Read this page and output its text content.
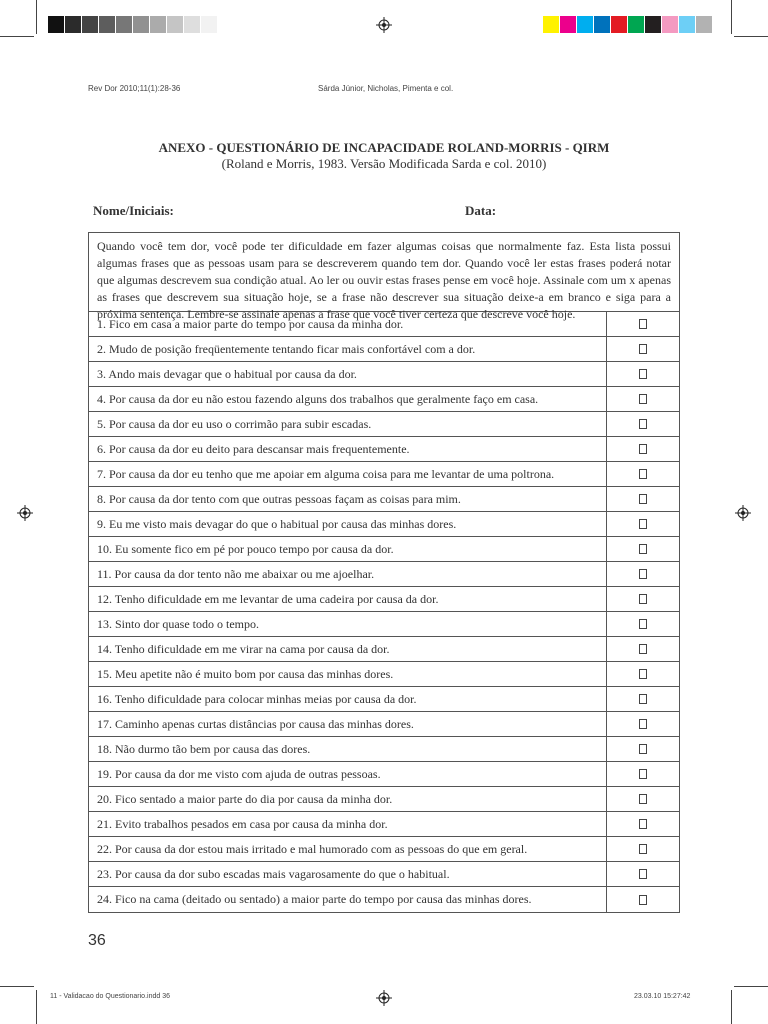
Rev Dor 2010;11(1):28-36	Sárda Júnior, Nicholas, Pimenta e col.
ANEXO - QUESTIONÁRIO DE INCAPACIDADE ROLAND-MORRIS - QIRM
(Roland e Morris, 1983. Versão Modificada Sarda e col. 2010)
Nome/Iniciais:	Data:
Quando você tem dor, você pode ter dificuldade em fazer algumas coisas que normalmente faz. Esta lista possui algumas frases que as pessoas usam para se descreverem quando tem dor. Quando você ler estas frases poderá notar que algumas descrevem sua condição atual. Ao ler ou ouvir estas frases pense em você hoje. Assinale com um x apenas as frases que descrevem sua situação hoje, se a frase não descrever sua situação deixe-a em branco e siga para a próxima sentença. Lembre-se assinale apenas a frase que você tiver certeza que descreve você hoje.
1. Fico em casa a maior parte do tempo por causa da minha dor.
2. Mudo de posição freqüentemente tentando ficar mais confortável com a dor.
3. Ando mais devagar que o habitual por causa da dor.
4. Por causa da dor eu não estou fazendo alguns dos trabalhos que geralmente faço em casa.
5. Por causa da dor eu uso o corrimão para subir escadas.
6. Por causa da dor eu deito para descansar mais frequentemente.
7. Por causa da dor eu tenho que me apoiar em alguma coisa para me levantar de uma poltrona.
8. Por causa da dor tento com que outras pessoas façam as coisas para mim.
9. Eu me visto mais devagar do que o habitual por causa das minhas dores.
10. Eu somente fico em pé por pouco tempo por causa da dor.
11. Por causa da dor tento não me abaixar ou me ajoelhar.
12. Tenho dificuldade em me levantar de uma cadeira por causa da dor.
13. Sinto dor quase todo o tempo.
14. Tenho dificuldade em me virar na cama por causa da dor.
15. Meu apetite não é muito bom por causa das minhas dores.
16. Tenho dificuldade para colocar minhas meias por causa da dor.
17. Caminho apenas curtas distâncias por causa das minhas dores.
18. Não durmo tão bem por causa das dores.
19. Por causa da dor me visto com ajuda de outras pessoas.
20. Fico sentado a maior parte do dia por causa da minha dor.
21. Evito trabalhos pesados em casa por causa da minha dor.
22. Por causa da dor estou mais irritado e mal humorado com as pessoas do que em geral.
23. Por causa da dor subo escadas mais vagarosamente do que o habitual.
24. Fico na cama (deitado ou sentado) a maior parte do tempo por causa das minhas dores.
36
11 - Validacao do Questionario.indd 36	23.03.10 15:27:42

^^^^^^^^

» **Given exercise**: Which lines hold the word "mais"? Copy each of them from the records.

» **Result below**:
2. Mudo de posição freqüentemente tentando ficar mais confortável com a dor.
3. Ando mais devagar que o habitual por causa da dor.
6. Por causa da dor eu deito para descansar mais frequentemente.
9. Eu me visto mais devagar do que o habitual por causa das minhas dores.
22. Por causa da dor estou mais irritado e mal humorado com as pessoas do que em geral.
23. Por causa da dor subo escadas mais vagarosamente do que o habitual.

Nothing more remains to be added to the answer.